Written instruction:
Copy out the entries below precisely; nothing is to be omitted.

Raw data:

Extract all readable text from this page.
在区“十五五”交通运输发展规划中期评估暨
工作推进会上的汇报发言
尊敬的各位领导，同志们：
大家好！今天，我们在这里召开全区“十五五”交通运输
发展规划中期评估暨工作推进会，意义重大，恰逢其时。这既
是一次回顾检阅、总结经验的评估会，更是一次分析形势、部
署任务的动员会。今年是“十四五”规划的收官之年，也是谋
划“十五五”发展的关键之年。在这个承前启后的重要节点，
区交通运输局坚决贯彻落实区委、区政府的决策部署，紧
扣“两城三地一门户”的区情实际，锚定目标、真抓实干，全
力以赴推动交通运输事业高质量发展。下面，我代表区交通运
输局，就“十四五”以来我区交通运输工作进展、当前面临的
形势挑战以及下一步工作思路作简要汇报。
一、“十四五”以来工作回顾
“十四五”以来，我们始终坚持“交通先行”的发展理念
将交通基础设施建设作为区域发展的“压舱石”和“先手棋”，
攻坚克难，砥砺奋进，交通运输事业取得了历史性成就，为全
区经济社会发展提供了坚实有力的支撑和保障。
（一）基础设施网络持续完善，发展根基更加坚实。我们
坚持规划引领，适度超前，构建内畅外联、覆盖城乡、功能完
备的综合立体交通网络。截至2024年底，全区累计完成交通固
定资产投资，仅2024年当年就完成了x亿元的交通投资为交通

Answer to this problem:
Extract all readable text from this page.
在区“十五五”交通运输发展规划中期评估暨
工作推进会上的汇报发言
尊敬的各位领导，同志们：
大家好！今天，我们在这里召开全区“十五五”交通运输
发展规划中期评估暨工作推进会，意义重大，恰逢其时。这既
是一次回顾检阅、总结经验的评估会，更是一次分析形势、部
署任务的动员会。今年是“十四五”规划的收官之年，也是谋
划“十五五”发展的关键之年。在这个承前启后的重要节点，
区交通运输局坚决贯彻落实区委、区政府的决策部署，紧
扣“两城三地一门户”的区情实际，锚定目标、真抓实干，全
力以赴推动交通运输事业高质量发展。下面，我代表区交通运
输局，就“十四五”以来我区交通运输工作进展、当前面临的
形势挑战以及下一步工作思路作简要汇报。
一、“十四五”以来工作回顾
“十四五”以来，我们始终坚持“交通先行”的发展理念
将交通基础设施建设作为区域发展的“压舱石”和“先手棋”，
攻坚克难，砥砺奋进，交通运输事业取得了历史性成就，为全
区经济社会发展提供了坚实有力的支撑和保障。
（一）基础设施网络持续完善，发展根基更加坚实。我们
坚持规划引领，适度超前，构建内畅外联、覆盖城乡、功能完
备的综合立体交通网络。截至2024年底，全区累计完成交通固
定资产投资，仅2024年当年就完成了x亿元的交通投资为交通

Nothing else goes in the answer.